Find every line in the records below that holds the word "from", and copy each one.

INPUT ROWS
+---+
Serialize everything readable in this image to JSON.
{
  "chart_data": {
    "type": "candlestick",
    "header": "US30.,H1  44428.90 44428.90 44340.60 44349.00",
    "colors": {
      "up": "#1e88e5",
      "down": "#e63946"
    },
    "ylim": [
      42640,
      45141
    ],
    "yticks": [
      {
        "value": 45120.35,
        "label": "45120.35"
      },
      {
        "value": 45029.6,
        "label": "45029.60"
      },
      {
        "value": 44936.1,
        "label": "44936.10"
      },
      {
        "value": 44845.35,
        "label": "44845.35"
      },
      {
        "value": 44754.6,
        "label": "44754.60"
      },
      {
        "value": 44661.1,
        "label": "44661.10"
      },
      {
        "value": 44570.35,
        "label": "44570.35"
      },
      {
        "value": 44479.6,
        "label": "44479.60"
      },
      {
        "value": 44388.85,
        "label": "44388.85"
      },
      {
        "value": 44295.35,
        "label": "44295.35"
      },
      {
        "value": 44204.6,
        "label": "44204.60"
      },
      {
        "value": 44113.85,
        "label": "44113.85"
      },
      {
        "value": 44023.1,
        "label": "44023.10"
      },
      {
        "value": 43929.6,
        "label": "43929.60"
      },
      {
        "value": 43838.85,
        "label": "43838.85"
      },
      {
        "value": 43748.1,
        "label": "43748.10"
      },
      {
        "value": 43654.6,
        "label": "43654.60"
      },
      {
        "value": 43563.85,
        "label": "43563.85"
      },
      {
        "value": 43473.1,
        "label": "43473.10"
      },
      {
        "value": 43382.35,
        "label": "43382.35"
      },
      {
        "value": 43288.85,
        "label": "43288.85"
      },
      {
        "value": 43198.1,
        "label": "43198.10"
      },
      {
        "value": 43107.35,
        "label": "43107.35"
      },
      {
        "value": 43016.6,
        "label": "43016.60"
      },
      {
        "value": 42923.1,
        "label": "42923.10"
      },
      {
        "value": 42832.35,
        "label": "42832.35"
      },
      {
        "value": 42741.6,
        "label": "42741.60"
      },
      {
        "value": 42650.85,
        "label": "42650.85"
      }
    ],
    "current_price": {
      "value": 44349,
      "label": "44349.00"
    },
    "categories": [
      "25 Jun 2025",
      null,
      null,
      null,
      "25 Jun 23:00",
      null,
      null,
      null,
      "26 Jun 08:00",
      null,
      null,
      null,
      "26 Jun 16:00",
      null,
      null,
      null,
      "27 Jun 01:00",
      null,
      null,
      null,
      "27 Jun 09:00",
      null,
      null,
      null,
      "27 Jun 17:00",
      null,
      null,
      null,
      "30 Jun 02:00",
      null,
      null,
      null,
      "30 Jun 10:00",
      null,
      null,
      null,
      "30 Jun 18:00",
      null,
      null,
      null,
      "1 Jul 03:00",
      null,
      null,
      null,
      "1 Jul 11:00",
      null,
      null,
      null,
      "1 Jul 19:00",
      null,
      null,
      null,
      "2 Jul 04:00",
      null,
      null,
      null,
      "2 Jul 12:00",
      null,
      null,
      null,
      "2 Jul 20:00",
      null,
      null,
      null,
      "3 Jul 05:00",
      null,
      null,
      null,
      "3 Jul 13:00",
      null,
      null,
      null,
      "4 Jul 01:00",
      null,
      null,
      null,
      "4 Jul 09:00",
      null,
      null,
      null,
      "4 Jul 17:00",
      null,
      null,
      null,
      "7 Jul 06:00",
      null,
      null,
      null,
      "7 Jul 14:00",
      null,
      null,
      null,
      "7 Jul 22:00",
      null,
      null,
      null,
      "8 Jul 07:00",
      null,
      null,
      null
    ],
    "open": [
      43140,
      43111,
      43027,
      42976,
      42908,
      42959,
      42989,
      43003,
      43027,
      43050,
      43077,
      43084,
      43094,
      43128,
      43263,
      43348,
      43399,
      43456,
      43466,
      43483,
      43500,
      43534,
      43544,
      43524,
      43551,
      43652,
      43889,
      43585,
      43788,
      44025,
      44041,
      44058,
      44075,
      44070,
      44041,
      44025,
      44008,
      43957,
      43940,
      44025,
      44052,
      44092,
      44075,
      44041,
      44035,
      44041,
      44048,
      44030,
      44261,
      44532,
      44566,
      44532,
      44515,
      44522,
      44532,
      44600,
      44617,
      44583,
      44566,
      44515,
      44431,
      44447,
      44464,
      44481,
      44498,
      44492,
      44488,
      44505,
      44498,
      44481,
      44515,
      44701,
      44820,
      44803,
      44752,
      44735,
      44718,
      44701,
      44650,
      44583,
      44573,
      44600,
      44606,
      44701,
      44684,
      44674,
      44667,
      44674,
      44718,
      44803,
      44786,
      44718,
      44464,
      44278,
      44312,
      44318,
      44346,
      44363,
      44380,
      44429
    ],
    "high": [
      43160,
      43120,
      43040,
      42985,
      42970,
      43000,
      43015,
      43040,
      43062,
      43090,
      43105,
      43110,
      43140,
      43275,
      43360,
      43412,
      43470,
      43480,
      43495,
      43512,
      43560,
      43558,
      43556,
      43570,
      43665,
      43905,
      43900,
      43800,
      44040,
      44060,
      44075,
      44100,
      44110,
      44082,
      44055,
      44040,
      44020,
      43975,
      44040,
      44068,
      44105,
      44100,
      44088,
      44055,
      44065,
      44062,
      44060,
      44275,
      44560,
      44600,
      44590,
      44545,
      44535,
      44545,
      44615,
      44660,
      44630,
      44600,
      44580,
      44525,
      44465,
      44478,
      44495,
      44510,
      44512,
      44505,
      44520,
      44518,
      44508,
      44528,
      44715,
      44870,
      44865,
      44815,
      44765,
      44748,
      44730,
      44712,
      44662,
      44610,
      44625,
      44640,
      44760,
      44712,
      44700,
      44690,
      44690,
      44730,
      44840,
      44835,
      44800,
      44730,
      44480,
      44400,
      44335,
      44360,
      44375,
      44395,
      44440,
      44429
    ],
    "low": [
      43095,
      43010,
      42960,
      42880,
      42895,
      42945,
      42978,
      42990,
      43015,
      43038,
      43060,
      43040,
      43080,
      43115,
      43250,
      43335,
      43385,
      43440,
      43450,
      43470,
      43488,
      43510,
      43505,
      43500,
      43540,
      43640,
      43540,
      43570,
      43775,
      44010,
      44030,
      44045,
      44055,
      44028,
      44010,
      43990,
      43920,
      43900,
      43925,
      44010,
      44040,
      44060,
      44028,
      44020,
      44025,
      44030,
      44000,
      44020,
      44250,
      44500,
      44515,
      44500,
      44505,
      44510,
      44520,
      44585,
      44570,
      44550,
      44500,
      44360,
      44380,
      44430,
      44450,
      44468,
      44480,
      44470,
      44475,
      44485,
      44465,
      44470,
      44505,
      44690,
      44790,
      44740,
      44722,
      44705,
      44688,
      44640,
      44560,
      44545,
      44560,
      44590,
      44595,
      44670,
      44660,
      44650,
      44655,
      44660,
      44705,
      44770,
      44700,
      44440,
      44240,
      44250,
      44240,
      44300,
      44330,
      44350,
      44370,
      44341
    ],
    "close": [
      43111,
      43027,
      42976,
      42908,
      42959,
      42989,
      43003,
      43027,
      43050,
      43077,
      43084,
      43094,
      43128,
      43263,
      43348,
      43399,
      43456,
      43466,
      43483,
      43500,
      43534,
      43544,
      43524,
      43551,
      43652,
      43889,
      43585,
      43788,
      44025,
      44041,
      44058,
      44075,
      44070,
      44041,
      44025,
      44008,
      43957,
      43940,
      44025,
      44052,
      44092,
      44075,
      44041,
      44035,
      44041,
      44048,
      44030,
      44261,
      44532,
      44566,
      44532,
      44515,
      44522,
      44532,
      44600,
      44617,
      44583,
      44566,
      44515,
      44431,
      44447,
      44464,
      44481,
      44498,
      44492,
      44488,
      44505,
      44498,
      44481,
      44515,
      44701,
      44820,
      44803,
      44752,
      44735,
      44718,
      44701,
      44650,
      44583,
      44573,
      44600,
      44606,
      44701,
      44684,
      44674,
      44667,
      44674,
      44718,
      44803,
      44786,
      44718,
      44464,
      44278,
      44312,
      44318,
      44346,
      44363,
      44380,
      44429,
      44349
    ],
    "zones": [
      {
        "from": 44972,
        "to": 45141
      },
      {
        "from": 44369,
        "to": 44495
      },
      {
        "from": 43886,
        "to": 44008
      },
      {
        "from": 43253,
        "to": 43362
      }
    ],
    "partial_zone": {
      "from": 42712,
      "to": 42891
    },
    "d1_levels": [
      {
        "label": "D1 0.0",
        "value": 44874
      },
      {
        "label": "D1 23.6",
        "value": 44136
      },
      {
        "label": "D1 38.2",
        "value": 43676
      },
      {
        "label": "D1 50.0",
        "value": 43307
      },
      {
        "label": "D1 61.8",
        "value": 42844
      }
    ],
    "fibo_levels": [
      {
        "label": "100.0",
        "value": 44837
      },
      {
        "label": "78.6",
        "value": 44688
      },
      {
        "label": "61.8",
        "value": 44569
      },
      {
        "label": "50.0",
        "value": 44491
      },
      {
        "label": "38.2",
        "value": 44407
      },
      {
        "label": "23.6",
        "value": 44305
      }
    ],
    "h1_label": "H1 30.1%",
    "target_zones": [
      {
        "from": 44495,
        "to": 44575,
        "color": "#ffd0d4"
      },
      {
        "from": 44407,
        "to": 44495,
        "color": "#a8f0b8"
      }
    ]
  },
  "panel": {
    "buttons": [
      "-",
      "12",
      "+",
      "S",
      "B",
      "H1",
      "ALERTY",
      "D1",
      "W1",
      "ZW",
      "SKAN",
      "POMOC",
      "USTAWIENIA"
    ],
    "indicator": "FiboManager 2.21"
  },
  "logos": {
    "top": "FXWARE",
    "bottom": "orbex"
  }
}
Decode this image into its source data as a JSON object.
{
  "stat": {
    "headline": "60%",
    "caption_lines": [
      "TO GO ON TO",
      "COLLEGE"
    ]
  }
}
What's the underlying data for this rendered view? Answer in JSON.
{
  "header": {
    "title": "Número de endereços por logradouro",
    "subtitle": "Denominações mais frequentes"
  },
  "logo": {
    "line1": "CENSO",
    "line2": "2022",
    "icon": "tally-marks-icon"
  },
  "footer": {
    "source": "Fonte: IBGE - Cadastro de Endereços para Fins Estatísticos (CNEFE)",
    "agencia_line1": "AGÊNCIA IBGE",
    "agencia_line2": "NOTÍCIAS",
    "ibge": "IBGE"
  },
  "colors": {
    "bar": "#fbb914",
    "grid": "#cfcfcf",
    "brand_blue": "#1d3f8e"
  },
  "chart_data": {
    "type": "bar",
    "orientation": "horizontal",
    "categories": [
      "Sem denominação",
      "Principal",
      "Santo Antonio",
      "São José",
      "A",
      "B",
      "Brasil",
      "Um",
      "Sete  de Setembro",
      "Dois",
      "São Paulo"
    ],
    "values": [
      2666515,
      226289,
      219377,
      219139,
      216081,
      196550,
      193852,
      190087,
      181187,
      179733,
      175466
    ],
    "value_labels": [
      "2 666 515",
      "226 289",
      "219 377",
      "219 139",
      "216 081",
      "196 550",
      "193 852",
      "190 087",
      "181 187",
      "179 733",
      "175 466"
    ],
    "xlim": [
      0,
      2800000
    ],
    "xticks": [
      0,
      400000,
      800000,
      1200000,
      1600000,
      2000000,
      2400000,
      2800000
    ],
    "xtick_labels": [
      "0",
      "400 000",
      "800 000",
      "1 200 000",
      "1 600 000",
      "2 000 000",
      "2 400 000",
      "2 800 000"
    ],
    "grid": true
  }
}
+---+
RIGHT ANSWER
        "from": 44972,
        "from": 44369,
        "from": 43886,
        "from": 43253,
      "from": 42712,
        "from": 44495,
        "from": 44407,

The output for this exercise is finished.